- **GOAL**:
Show every line where "asociate" occurs.

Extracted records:
****************
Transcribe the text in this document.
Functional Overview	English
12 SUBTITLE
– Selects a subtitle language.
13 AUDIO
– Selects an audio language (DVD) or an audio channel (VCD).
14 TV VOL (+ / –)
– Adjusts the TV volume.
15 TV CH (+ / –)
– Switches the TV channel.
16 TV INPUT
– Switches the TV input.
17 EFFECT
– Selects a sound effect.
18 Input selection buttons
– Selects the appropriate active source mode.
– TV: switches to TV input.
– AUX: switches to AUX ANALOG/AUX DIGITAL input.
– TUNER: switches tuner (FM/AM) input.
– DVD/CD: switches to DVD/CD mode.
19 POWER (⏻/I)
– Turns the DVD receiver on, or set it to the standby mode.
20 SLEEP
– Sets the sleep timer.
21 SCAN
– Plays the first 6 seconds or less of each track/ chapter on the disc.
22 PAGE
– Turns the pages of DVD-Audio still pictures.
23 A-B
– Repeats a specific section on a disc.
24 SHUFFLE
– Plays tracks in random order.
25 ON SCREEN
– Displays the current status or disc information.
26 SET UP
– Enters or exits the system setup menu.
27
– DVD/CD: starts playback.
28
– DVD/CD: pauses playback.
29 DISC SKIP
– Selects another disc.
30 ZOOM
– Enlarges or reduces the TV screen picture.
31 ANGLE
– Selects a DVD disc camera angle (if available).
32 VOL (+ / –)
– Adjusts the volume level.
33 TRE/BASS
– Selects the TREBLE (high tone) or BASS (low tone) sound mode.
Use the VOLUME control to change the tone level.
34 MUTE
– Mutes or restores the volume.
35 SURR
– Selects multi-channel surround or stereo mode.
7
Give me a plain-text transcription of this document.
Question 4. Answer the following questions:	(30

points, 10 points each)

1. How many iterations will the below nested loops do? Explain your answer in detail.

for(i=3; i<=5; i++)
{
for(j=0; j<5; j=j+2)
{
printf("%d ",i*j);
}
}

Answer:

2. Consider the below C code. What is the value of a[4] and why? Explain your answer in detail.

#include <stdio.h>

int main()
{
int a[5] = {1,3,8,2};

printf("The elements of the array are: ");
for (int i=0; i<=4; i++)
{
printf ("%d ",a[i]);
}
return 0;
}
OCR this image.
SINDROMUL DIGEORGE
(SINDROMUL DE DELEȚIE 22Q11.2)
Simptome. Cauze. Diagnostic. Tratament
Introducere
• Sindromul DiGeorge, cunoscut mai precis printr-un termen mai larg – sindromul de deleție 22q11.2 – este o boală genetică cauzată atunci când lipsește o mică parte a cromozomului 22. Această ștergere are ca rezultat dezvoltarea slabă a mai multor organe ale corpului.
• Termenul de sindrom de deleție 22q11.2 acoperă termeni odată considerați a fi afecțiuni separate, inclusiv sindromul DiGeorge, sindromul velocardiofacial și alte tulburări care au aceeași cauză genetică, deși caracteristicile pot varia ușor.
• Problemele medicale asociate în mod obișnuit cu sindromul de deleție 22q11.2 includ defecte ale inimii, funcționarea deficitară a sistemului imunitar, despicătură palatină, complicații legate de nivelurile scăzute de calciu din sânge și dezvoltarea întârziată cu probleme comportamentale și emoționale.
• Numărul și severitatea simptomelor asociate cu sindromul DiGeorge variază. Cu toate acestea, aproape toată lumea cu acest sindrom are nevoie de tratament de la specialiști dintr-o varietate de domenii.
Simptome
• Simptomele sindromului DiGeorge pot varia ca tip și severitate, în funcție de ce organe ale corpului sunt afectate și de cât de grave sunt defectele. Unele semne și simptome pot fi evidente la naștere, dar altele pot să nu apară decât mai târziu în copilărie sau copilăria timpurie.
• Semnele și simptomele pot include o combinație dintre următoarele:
****************
- **RESULT OF THIS EXERCISE**:
• Problemele medicale asociate în mod obișnuit cu sindromul de deleție 22q11.2 includ defecte ale inimii, funcționarea deficitară a sistemului imunitar, despicătură palatină, complicații legate de nivelurile scăzute de calciu din sânge și dezvoltarea întârziată cu probleme comportamentale și emoționale.
• Numărul și severitatea simptomelor asociate cu sindromul DiGeorge variază. Cu toate acestea, aproape toată lumea cu acest sindrom are nevoie de tratament de la specialiști dintr-o varietate de domenii.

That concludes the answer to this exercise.